'''
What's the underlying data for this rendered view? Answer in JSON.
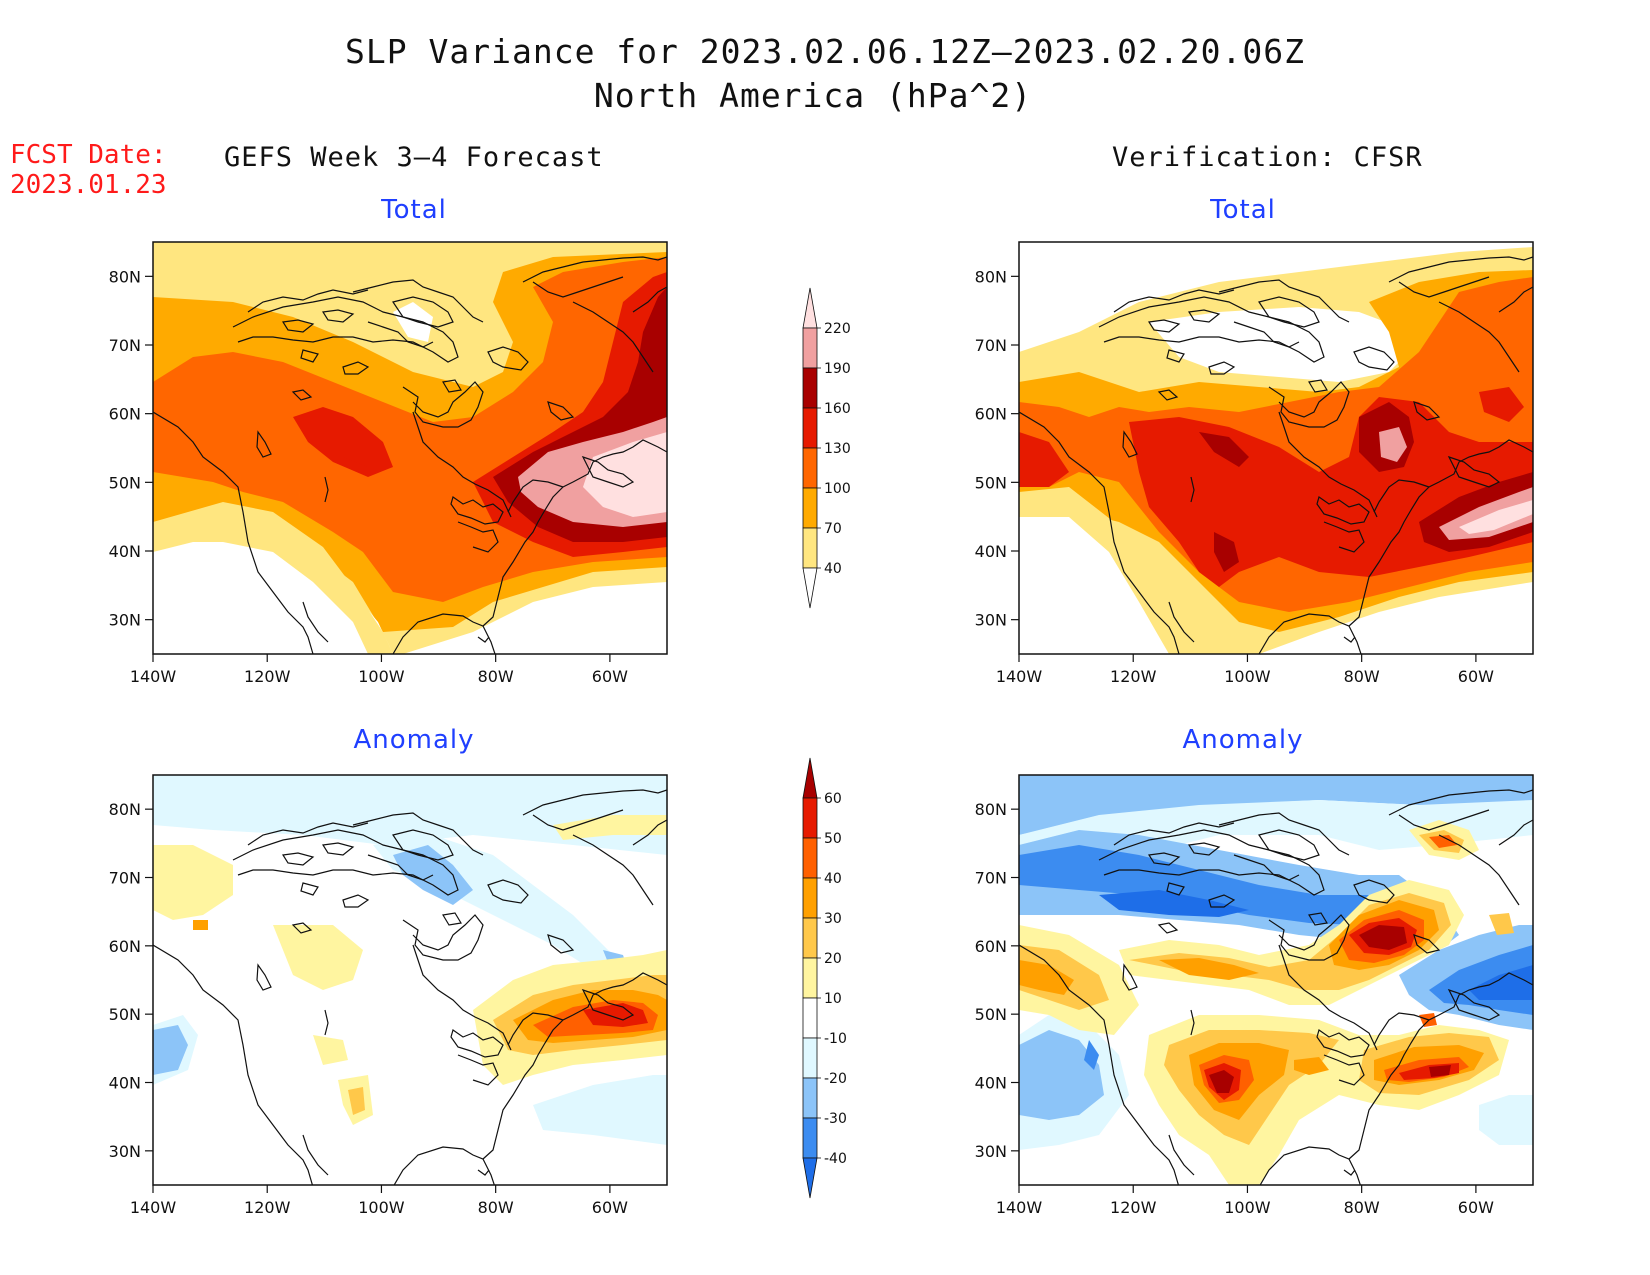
{
  "title": {
    "line1": "SLP Variance for 2023.02.06.12Z–2023.02.20.06Z",
    "line2": "North America (hPa^2)"
  },
  "fcst": {
    "label": "FCST Date:",
    "date": "2023.01.23"
  },
  "columns": {
    "left": "GEFS Week 3–4 Forecast",
    "right": "Verification: CFSR"
  },
  "panels": {
    "top_left": "Total",
    "top_right": "Total",
    "bottom_left": "Anomaly",
    "bottom_right": "Anomaly"
  },
  "axes": {
    "lon_labels": [
      "140W",
      "120W",
      "100W",
      "80W",
      "60W"
    ],
    "lat_labels": [
      "30N",
      "40N",
      "50N",
      "60N",
      "70N",
      "80N"
    ],
    "lon_range": [
      -140,
      -50
    ],
    "lat_range": [
      25,
      85
    ]
  },
  "colorbars": {
    "total": {
      "levels": [
        "40",
        "70",
        "100",
        "130",
        "160",
        "190",
        "220"
      ],
      "colors": [
        "#ffffff",
        "#ffe680",
        "#ffaa00",
        "#ff6600",
        "#e61a00",
        "#a80000",
        "#f0a0a0",
        "#ffe0e0"
      ]
    },
    "anomaly": {
      "levels": [
        "-40",
        "-30",
        "-20",
        "-10",
        "10",
        "20",
        "30",
        "40",
        "50",
        "60"
      ],
      "colors": [
        "#1e6ee8",
        "#3c8cf0",
        "#8cc4f8",
        "#e0f8ff",
        "#ffffff",
        "#fff5a0",
        "#ffc84a",
        "#ffa000",
        "#ff6000",
        "#e61a00",
        "#a80000"
      ]
    }
  }
}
'''
# WHAT YOU WILL DO
In your copy of the records, include no pictures; repeat everything else exactly.

# SOLUTION FOR THIS EXERCISE
What's the underlying data for this rendered view? Answer in JSON.
{
  "title": {
    "line1": "SLP Variance for 2023.02.06.12Z–2023.02.20.06Z",
    "line2": "North America (hPa^2)"
  },
  "fcst": {
    "label": "FCST Date:",
    "date": "2023.01.23"
  },
  "columns": {
    "left": "GEFS Week 3–4 Forecast",
    "right": "Verification: CFSR"
  },
  "panels": {
    "top_left": "Total",
    "top_right": "Total",
    "bottom_left": "Anomaly",
    "bottom_right": "Anomaly"
  },
  "axes": {
    "lon_labels": [
      "140W",
      "120W",
      "100W",
      "80W",
      "60W"
    ],
    "lat_labels": [
      "30N",
      "40N",
      "50N",
      "60N",
      "70N",
      "80N"
    ],
    "lon_range": [
      -140,
      -50
    ],
    "lat_range": [
      25,
      85
    ]
  },
  "colorbars": {
    "total": {
      "levels": [
        "40",
        "70",
        "100",
        "130",
        "160",
        "190",
        "220"
      ],
      "colors": [
        "#ffffff",
        "#ffe680",
        "#ffaa00",
        "#ff6600",
        "#e61a00",
        "#a80000",
        "#f0a0a0",
        "#ffe0e0"
      ]
    },
    "anomaly": {
      "levels": [
        "-40",
        "-30",
        "-20",
        "-10",
        "10",
        "20",
        "30",
        "40",
        "50",
        "60"
      ],
      "colors": [
        "#1e6ee8",
        "#3c8cf0",
        "#8cc4f8",
        "#e0f8ff",
        "#ffffff",
        "#fff5a0",
        "#ffc84a",
        "#ffa000",
        "#ff6000",
        "#e61a00",
        "#a80000"
      ]
    }
  }
}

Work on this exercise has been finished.